──────── SUPPLIED MATERIAL

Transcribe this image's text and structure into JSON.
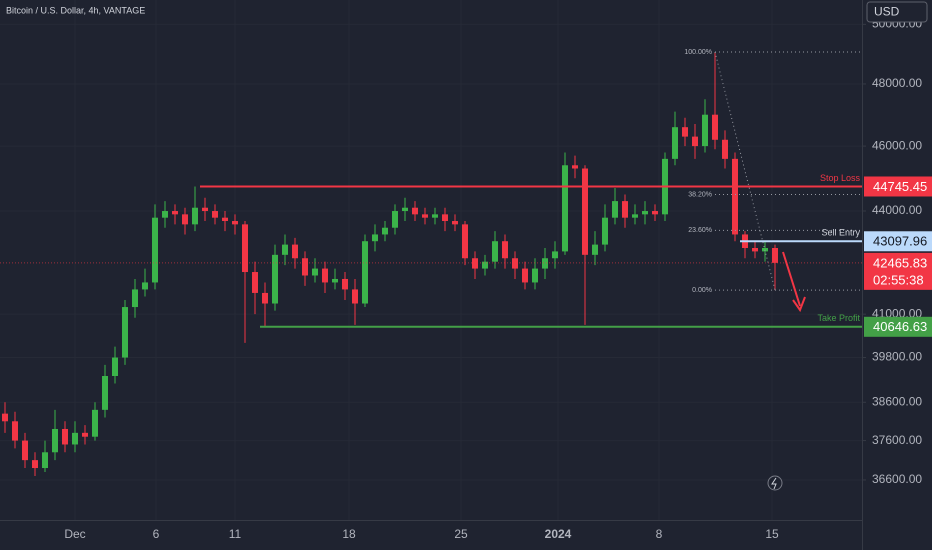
{
  "chart_data": {
    "type": "candlestick",
    "title": "Bitcoin / U.S. Dollar, 4h, VANTAGE",
    "currency": "USD",
    "countdown": "02:55:38",
    "log_scale": true,
    "grid": true,
    "up_color": "#3bb44a",
    "down_color": "#f23645",
    "xlim": [
      0,
      86.2
    ],
    "ylim": [
      35610,
      50840
    ],
    "xticks": [
      {
        "value": 7.5,
        "label": "Dec"
      },
      {
        "value": 15.6,
        "label": "6"
      },
      {
        "value": 23.5,
        "label": "11"
      },
      {
        "value": 34.9,
        "label": "18"
      },
      {
        "value": 46.1,
        "label": "25"
      },
      {
        "value": 55.8,
        "label": "2024"
      },
      {
        "value": 65.9,
        "label": "8"
      },
      {
        "value": 77.2,
        "label": "15"
      }
    ],
    "yticks": [
      {
        "value": 50000,
        "label": "50000.00"
      },
      {
        "value": 48000,
        "label": "48000.00"
      },
      {
        "value": 46000,
        "label": "46000.00"
      },
      {
        "value": 44000,
        "label": "44000.00"
      },
      {
        "value": 41000,
        "label": "41000.00"
      },
      {
        "value": 39800,
        "label": "39800.00"
      },
      {
        "value": 38600,
        "label": "38600.00"
      },
      {
        "value": 37600,
        "label": "37600.00"
      },
      {
        "value": 36600,
        "label": "36600.00"
      }
    ],
    "open": [
      38300,
      38100,
      37600,
      37100,
      36900,
      37300,
      37900,
      37500,
      37800,
      37700,
      38400,
      39300,
      39800,
      41200,
      41700,
      41900,
      43800,
      44000,
      43900,
      43600,
      44100,
      44000,
      43800,
      43700,
      43600,
      42200,
      41600,
      41300,
      42700,
      43000,
      42600,
      42100,
      42300,
      41900,
      42000,
      41700,
      41300,
      43100,
      43300,
      43500,
      44000,
      44100,
      43900,
      43800,
      43900,
      43700,
      43600,
      42600,
      42300,
      42500,
      43100,
      42600,
      42300,
      41900,
      42300,
      42600,
      42800,
      45400,
      45300,
      42700,
      43000,
      43800,
      44300,
      43800,
      43900,
      44000,
      43900,
      45600,
      46600,
      46300,
      46000,
      47000,
      46200,
      45600,
      43300,
      42900,
      42800,
      42900
    ],
    "high": [
      38600,
      38350,
      37800,
      37300,
      37600,
      38400,
      38100,
      38100,
      38000,
      38600,
      39600,
      40100,
      41400,
      42000,
      42300,
      44200,
      44300,
      44200,
      44100,
      44745.45,
      44400,
      44200,
      44000,
      43900,
      43700,
      42500,
      41900,
      43000,
      43300,
      43200,
      42800,
      42600,
      42500,
      42300,
      42200,
      42000,
      43300,
      43600,
      43700,
      44200,
      44400,
      44300,
      44100,
      44100,
      44100,
      43900,
      43700,
      42800,
      42700,
      43400,
      43300,
      42800,
      42500,
      42600,
      42900,
      43100,
      45800,
      45700,
      45400,
      43400,
      44200,
      44700,
      44500,
      44200,
      44300,
      44200,
      45800,
      47100,
      46900,
      46700,
      47500,
      49060,
      46500,
      45800,
      43400,
      43100,
      43100,
      43000
    ],
    "low": [
      37800,
      37400,
      36900,
      36700,
      36800,
      37100,
      37300,
      37300,
      37500,
      37600,
      38200,
      39100,
      39600,
      40900,
      41500,
      41700,
      43500,
      43600,
      43300,
      43400,
      43700,
      43600,
      43400,
      43300,
      40200,
      41000,
      40646.63,
      41100,
      42400,
      42300,
      41800,
      41900,
      41600,
      41700,
      41400,
      40700,
      41200,
      42800,
      43100,
      43300,
      43700,
      43700,
      43600,
      43600,
      43400,
      43400,
      42400,
      42000,
      42100,
      42300,
      42300,
      42000,
      41700,
      41700,
      42000,
      42300,
      42700,
      45000,
      40700,
      42400,
      42800,
      43600,
      43500,
      43600,
      43600,
      43700,
      43700,
      45400,
      46000,
      45600,
      45800,
      45900,
      45300,
      43100,
      42600,
      42600,
      42500,
      41680
    ],
    "close": [
      38100,
      37600,
      37100,
      36900,
      37300,
      37900,
      37500,
      37800,
      37700,
      38400,
      39300,
      39800,
      41200,
      41700,
      41900,
      43800,
      44000,
      43900,
      43600,
      44100,
      44000,
      43800,
      43700,
      43600,
      42200,
      41600,
      41300,
      42700,
      43000,
      42600,
      42100,
      42300,
      41900,
      42000,
      41700,
      41300,
      43100,
      43300,
      43500,
      44000,
      44100,
      43900,
      43800,
      43900,
      43700,
      43600,
      42600,
      42300,
      42500,
      43100,
      42600,
      42300,
      41900,
      42300,
      42600,
      42800,
      45400,
      45300,
      42700,
      43000,
      43800,
      44300,
      43800,
      43900,
      44000,
      43900,
      45600,
      46600,
      46300,
      46000,
      47000,
      46200,
      45600,
      43300,
      42900,
      42800,
      42900,
      42465.83
    ],
    "levels": [
      {
        "label": "Stop Loss",
        "value": 44745.45,
        "color": "#f23645",
        "text_color": "#ffffff"
      },
      {
        "label": "Sell Entry",
        "value": 43097.96,
        "color": "#bbd9fb",
        "text_color": "#131722"
      },
      {
        "label": "Take Profit",
        "value": 40646.63,
        "color": "#43a047",
        "text_color": "#ffffff"
      }
    ],
    "fib_levels": [
      {
        "label": "100.00%",
        "value": 49060
      },
      {
        "label": "38.20%",
        "value": 44500
      },
      {
        "label": "23.60%",
        "value": 43420
      },
      {
        "label": "0.00%",
        "value": 41680
      }
    ]
  }
}
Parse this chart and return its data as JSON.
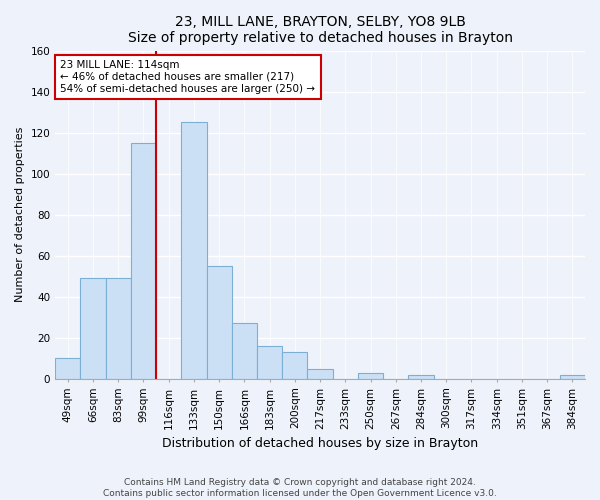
{
  "title": "23, MILL LANE, BRAYTON, SELBY, YO8 9LB",
  "subtitle": "Size of property relative to detached houses in Brayton",
  "xlabel": "Distribution of detached houses by size in Brayton",
  "ylabel": "Number of detached properties",
  "bar_labels": [
    "49sqm",
    "66sqm",
    "83sqm",
    "99sqm",
    "116sqm",
    "133sqm",
    "150sqm",
    "166sqm",
    "183sqm",
    "200sqm",
    "217sqm",
    "233sqm",
    "250sqm",
    "267sqm",
    "284sqm",
    "300sqm",
    "317sqm",
    "334sqm",
    "351sqm",
    "367sqm",
    "384sqm"
  ],
  "bar_values": [
    10,
    49,
    49,
    115,
    0,
    125,
    55,
    27,
    16,
    13,
    5,
    0,
    3,
    0,
    2,
    0,
    0,
    0,
    0,
    0,
    2
  ],
  "bar_color": "#cce0f5",
  "bar_edge_color": "#7bafd4",
  "vline_x_index": 4,
  "vline_color": "#cc0000",
  "annotation_title": "23 MILL LANE: 114sqm",
  "annotation_line1": "← 46% of detached houses are smaller (217)",
  "annotation_line2": "54% of semi-detached houses are larger (250) →",
  "annotation_box_color": "white",
  "annotation_box_edge": "#cc0000",
  "ylim": [
    0,
    160
  ],
  "yticks": [
    0,
    20,
    40,
    60,
    80,
    100,
    120,
    140,
    160
  ],
  "footer_line1": "Contains HM Land Registry data © Crown copyright and database right 2024.",
  "footer_line2": "Contains public sector information licensed under the Open Government Licence v3.0.",
  "bg_color": "#eef2fa",
  "plot_bg_color": "#eef2fa",
  "grid_color": "#ffffff",
  "title_fontsize": 10,
  "subtitle_fontsize": 9,
  "ylabel_fontsize": 8,
  "xlabel_fontsize": 9,
  "tick_fontsize": 7.5,
  "footer_fontsize": 6.5
}
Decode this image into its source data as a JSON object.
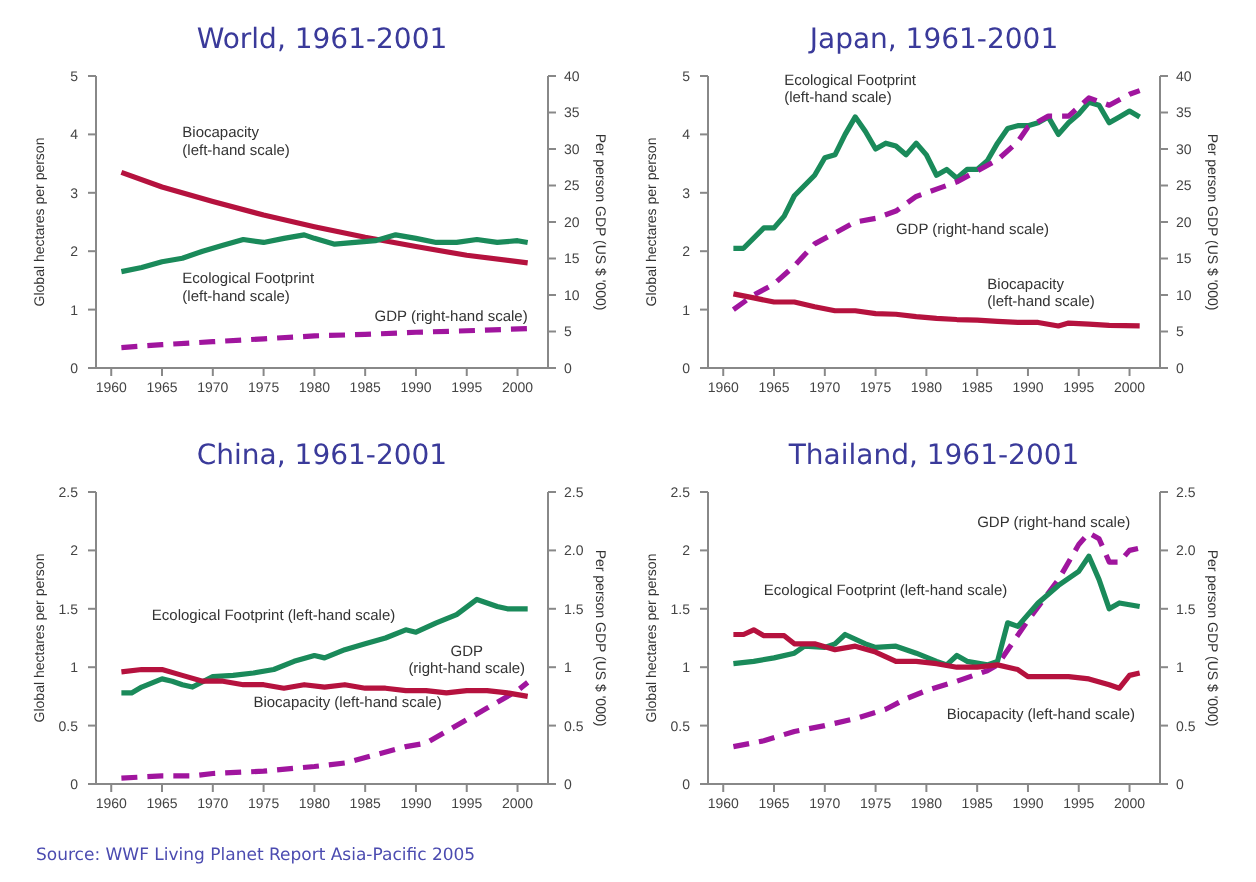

────────────────

Skipping the pictures, transcribe each line above exactly as it appears.

Transcribe this image's text and structure into JSON.
{
  "chart_data": {
    "type": "candlestick",
    "title": "Bitcoin / U.S. Dollar, 4h, VANTAGE",
    "currency": "USD",
    "countdown": "02:55:38",
    "log_scale": true,
    "grid": true,
    "up_color": "#3bb44a",
    "down_color": "#f23645",
    "xlim": [
      0,
      86.2
    ],
    "ylim": [
      35610,
      50840
    ],
    "xticks": [
      {
        "value": 7.5,
        "label": "Dec"
      },
      {
        "value": 15.6,
        "label": "6"
      },
      {
        "value": 23.5,
        "label": "11"
      },
      {
        "value": 34.9,
        "label": "18"
      },
      {
        "value": 46.1,
        "label": "25"
      },
      {
        "value": 55.8,
        "label": "2024"
      },
      {
        "value": 65.9,
        "label": "8"
      },
      {
        "value": 77.2,
        "label": "15"
      }
    ],
    "yticks": [
      {
        "value": 50000,
        "label": "50000.00"
      },
      {
        "value": 48000,
        "label": "48000.00"
      },
      {
        "value": 46000,
        "label": "46000.00"
      },
      {
        "value": 44000,
        "label": "44000.00"
      },
      {
        "value": 41000,
        "label": "41000.00"
      },
      {
        "value": 39800,
        "label": "39800.00"
      },
      {
        "value": 38600,
        "label": "38600.00"
      },
      {
        "value": 37600,
        "label": "37600.00"
      },
      {
        "value": 36600,
        "label": "36600.00"
      }
    ],
    "open": [
      38300,
      38100,
      37600,
      37100,
      36900,
      37300,
      37900,
      37500,
      37800,
      37700,
      38400,
      39300,
      39800,
      41200,
      41700,
      41900,
      43800,
      44000,
      43900,
      43600,
      44100,
      44000,
      43800,
      43700,
      43600,
      42200,
      41600,
      41300,
      42700,
      43000,
      42600,
      42100,
      42300,
      41900,
      42000,
      41700,
      41300,
      43100,
      43300,
      43500,
      44000,
      44100,
      43900,
      43800,
      43900,
      43700,
      43600,
      42600,
      42300,
      42500,
      43100,
      42600,
      42300,
      41900,
      42300,
      42600,
      42800,
      45400,
      45300,
      42700,
      43000,
      43800,
      44300,
      43800,
      43900,
      44000,
      43900,
      45600,
      46600,
      46300,
      46000,
      47000,
      46200,
      45600,
      43300,
      42900,
      42800,
      42900
    ],
    "high": [
      38600,
      38350,
      37800,
      37300,
      37600,
      38400,
      38100,
      38100,
      38000,
      38600,
      39600,
      40100,
      41400,
      42000,
      42300,
      44200,
      44300,
      44200,
      44100,
      44745.45,
      44400,
      44200,
      44000,
      43900,
      43700,
      42500,
      41900,
      43000,
      43300,
      43200,
      42800,
      42600,
      42500,
      42300,
      42200,
      42000,
      43300,
      43600,
      43700,
      44200,
      44400,
      44300,
      44100,
      44100,
      44100,
      43900,
      43700,
      42800,
      42700,
      43400,
      43300,
      42800,
      42500,
      42600,
      42900,
      43100,
      45800,
      45700,
      45400,
      43400,
      44200,
      44700,
      44500,
      44200,
      44300,
      44200,
      45800,
      47100,
      46900,
      46700,
      47500,
      49060,
      46500,
      45800,
      43400,
      43100,
      43100,
      43000
    ],
    "low": [
      37800,
      37400,
      36900,
      36700,
      36800,
      37100,
      37300,
      37300,
      37500,
      37600,
      38200,
      39100,
      39600,
      40900,
      41500,
      41700,
      43500,
      43600,
      43300,
      43400,
      43700,
      43600,
      43400,
      43300,
      40200,
      41000,
      40646.63,
      41100,
      42400,
      42300,
      41800,
      41900,
      41600,
      41700,
      41400,
      40700,
      41200,
      42800,
      43100,
      43300,
      43700,
      43700,
      43600,
      43600,
      43400,
      43400,
      42400,
      42000,
      42100,
      42300,
      42300,
      42000,
      41700,
      41700,
      42000,
      42300,
      42700,
      45000,
      40700,
      42400,
      42800,
      43600,
      43500,
      43600,
      43600,
      43700,
      43700,
      45400,
      46000,
      45600,
      45800,
      45900,
      45300,
      43100,
      42600,
      42600,
      42500,
      41680
    ],
    "close": [
      38100,
      37600,
      37100,
      36900,
      37300,
      37900,
      37500,
      37800,
      37700,
      38400,
      39300,
      39800,
      41200,
      41700,
      41900,
      43800,
      44000,
      43900,
      43600,
      44100,
      44000,
      43800,
      43700,
      43600,
      42200,
      41600,
      41300,
      42700,
      43000,
      42600,
      42100,
      42300,
      41900,
      42000,
      41700,
      41300,
      43100,
      43300,
      43500,
      44000,
      44100,
      43900,
      43800,
      43900,
      43700,
      43600,
      42600,
      42300,
      42500,
      43100,
      42600,
      42300,
      41900,
      42300,
      42600,
      42800,
      45400,
      45300,
      42700,
      43000,
      43800,
      44300,
      43800,
      43900,
      44000,
      43900,
      45600,
      46600,
      46300,
      46000,
      47000,
      46200,
      45600,
      43300,
      42900,
      42800,
      42900,
      42465.83
    ],
    "levels": [
      {
        "label": "Stop Loss",
        "value": 44745.45,
        "color": "#f23645",
        "text_color": "#ffffff"
      },
      {
        "label": "Sell Entry",
        "value": 43097.96,
        "color": "#bbd9fb",
        "text_color": "#131722"
      },
      {
        "label": "Take Profit",
        "value": 40646.63,
        "color": "#43a047",
        "text_color": "#ffffff"
      }
    ],
    "fib_levels": [
      {
        "label": "100.00%",
        "value": 49060
      },
      {
        "label": "38.20%",
        "value": 44500
      },
      {
        "label": "23.60%",
        "value": 43420
      },
      {
        "label": "0.00%",
        "value": 41680
      }
    ]
  }
}
Parse this chart and return its data as JSON.
{
  "title": "23, MILL LANE, BRAYTON, SELBY, YO8 9LB",
  "subtitle": "Size of property relative to detached houses in Brayton",
  "xlabel": "Distribution of detached houses by size in Brayton",
  "ylabel": "Number of detached properties",
  "bar_labels": [
    "49sqm",
    "66sqm",
    "83sqm",
    "99sqm",
    "116sqm",
    "133sqm",
    "150sqm",
    "166sqm",
    "183sqm",
    "200sqm",
    "217sqm",
    "233sqm",
    "250sqm",
    "267sqm",
    "284sqm",
    "300sqm",
    "317sqm",
    "334sqm",
    "351sqm",
    "367sqm",
    "384sqm"
  ],
  "bar_values": [
    10,
    49,
    49,
    115,
    0,
    125,
    55,
    27,
    16,
    13,
    5,
    0,
    3,
    0,
    2,
    0,
    0,
    0,
    0,
    0,
    2
  ],
  "bar_color": "#cce0f5",
  "bar_edge_color": "#7bafd4",
  "vline_x_index": 4,
  "vline_color": "#cc0000",
  "annotation_title": "23 MILL LANE: 114sqm",
  "annotation_line1": "← 46% of detached houses are smaller (217)",
  "annotation_line2": "54% of semi-detached houses are larger (250) →",
  "annotation_box_color": "white",
  "annotation_box_edge": "#cc0000",
  "ylim": [
    0,
    160
  ],
  "yticks": [
    0,
    20,
    40,
    60,
    80,
    100,
    120,
    140,
    160
  ],
  "footer_line1": "Contains HM Land Registry data © Crown copyright and database right 2024.",
  "footer_line2": "Contains public sector information licensed under the Open Government Licence v3.0.",
  "bg_color": "#eef2fa",
  "plot_bg_color": "#eef2fa",
  "grid_color": "#ffffff",
  "title_fontsize": 10,
  "subtitle_fontsize": 9,
  "ylabel_fontsize": 8,
  "xlabel_fontsize": 9,
  "tick_fontsize": 7.5,
  "footer_fontsize": 6.5
}
Decode this image into its source data as a JSON object.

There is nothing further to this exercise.